PASSAGE GIVEN:
● ● ● ● ●
An alternative to Firebase that solves this problem for JS apps is CouchDb (server) <=> PouchDb (JS client). If you've implemented a nice clean Service layer for your AngularJS app then porting to PouchDb should be fairly straight forward since both are NoSQL/JSON databases.

PouchDb is a Javascript API that implements a fully offline CouchDb client. It can auto detect and use either _local storage_, _IndexDb_ or _WebSQL_ to permanently persist local data while online or offline. The PouchDb API can be used to access either your local or remote databases (just change the URL) and wire up full syncing or filtered syncing between the two. There are many useful PouchDb plugins, code samples and a small wrapper library to support AngularJS's Q promises API.

Using PouchDb, you can safely start up your app while offline and then days later restart your app and sync all your CUD data changes to the server. This can result in update collisions so CouchDb supports record versioning that is designed to detect and track this. Consequently, you'll likely need server side logic to resolve these collisions. This is unavoidable for distributed systems with offline synchronization and a key feature of CouchDb (not quite true ... see comments)

PouchDb is basically a reimplementation of Apache CouchDb including it's efficient synchronization protocol. Both CouchDb and PouchDb are well tested, free and open source. Being open source means that a CouchDb server can also be deployed as an Intranet service - optionally syncing to an external cloud service. There are a number of CouchDb hosting providers.
● ● ● ● ●
STORED ROWS:
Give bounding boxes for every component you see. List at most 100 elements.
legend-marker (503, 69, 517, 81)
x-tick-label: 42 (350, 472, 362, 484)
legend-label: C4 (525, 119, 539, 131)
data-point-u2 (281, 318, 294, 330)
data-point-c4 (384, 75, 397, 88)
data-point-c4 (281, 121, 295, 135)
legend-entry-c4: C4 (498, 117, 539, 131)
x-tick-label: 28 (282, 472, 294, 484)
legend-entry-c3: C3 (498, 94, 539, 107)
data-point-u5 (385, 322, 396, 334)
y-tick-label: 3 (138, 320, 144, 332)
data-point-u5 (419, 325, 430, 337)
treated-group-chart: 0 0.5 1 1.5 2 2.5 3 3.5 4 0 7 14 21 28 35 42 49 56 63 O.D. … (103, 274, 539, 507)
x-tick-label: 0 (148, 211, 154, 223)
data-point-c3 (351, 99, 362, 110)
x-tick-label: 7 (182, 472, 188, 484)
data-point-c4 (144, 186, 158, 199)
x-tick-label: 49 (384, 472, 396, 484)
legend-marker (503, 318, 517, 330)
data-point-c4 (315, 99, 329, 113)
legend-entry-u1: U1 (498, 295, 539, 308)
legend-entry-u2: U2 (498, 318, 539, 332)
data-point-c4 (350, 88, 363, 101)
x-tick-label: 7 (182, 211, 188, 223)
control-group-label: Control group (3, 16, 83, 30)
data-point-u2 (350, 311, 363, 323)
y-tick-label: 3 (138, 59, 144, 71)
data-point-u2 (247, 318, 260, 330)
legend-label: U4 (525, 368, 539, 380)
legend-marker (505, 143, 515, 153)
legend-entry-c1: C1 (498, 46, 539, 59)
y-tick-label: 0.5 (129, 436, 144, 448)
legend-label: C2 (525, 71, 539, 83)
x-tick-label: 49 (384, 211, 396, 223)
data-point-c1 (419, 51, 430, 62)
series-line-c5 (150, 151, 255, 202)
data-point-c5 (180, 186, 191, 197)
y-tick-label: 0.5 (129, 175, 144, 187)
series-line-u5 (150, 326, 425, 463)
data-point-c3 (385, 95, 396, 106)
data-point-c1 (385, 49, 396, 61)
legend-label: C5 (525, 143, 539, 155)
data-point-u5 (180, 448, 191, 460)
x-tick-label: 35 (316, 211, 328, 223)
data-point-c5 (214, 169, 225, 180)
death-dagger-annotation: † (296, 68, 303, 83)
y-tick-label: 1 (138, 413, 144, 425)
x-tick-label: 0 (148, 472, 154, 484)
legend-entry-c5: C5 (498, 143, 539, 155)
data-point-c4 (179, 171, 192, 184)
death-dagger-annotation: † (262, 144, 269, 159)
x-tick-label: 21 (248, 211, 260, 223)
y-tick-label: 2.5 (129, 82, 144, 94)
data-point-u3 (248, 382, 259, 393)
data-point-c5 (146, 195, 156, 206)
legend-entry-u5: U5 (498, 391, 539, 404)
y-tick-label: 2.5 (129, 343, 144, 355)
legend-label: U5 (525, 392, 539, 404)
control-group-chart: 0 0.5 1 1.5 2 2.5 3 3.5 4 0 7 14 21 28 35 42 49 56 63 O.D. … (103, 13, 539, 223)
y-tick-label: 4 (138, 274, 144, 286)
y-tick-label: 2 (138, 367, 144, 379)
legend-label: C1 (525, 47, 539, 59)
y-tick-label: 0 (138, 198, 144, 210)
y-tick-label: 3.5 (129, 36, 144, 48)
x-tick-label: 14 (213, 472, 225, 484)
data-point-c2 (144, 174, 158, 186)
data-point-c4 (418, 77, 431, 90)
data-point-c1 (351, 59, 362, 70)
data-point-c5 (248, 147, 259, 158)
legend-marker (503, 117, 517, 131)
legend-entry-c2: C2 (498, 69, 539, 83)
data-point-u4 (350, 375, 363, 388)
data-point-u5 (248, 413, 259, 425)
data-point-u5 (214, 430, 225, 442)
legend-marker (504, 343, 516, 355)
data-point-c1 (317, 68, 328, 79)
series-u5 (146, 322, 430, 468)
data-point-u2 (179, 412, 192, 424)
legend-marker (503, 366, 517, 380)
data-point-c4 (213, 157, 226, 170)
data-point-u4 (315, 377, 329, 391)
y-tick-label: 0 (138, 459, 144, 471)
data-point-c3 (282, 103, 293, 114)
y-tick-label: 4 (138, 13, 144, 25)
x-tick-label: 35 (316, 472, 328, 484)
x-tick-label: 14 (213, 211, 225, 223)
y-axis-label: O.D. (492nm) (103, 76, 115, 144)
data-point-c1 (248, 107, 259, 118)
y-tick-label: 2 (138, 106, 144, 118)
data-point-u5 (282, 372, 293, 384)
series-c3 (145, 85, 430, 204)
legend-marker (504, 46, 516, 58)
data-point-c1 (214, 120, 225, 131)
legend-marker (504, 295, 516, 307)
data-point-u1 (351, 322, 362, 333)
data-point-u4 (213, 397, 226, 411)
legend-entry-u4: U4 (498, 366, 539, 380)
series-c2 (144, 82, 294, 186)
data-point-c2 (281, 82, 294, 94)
● ● ● ● ●
PROBLEM SET:
1 - In the passage on PouchDb, rename "Firebase" to "Realm" and give the passage again, beginning at the words that have "An alternative to" and stopping after "are NoSQL/JSON databases.".
2 - Decide whether each statement agrees with the passage on PouchDb. Answer yes or no, and quote the words that decide it.
(a) CouchDb and PouchDb are free and open source.
(b) The PouchDb API can access only local databases.
(c) CouchDb supports record versioning to detect update collisions.
3 - Answer from the passage on PouchDb:
(a) What kind of client does PouchDb implement?
(b) As what kind of service can a CouchDb server be deployed?
(c) Which API does the small wrapper library support?

ANSWERS FOR THE EXERCISE:
1 -
An alternative to Realm that solves this problem for JS apps is CouchDb (server) <=> PouchDb (JS client). If you've implemented a nice clean Service layer for your AngularJS app then porting to PouchDb should be fairly straight forward since both are NoSQL/JSON databases.

2 -
(a) Yes: "Both CouchDb and PouchDb are well tested, free and open source."
(b) No: "The PouchDb API can be used to access either your local or remote databases"
(c) Yes: "CouchDb supports record versioning that is designed to detect and track this."

3 -
(a) A fully offline CouchDb client.
(b) An Intranet service.
(c) AngularJS's Q promises API.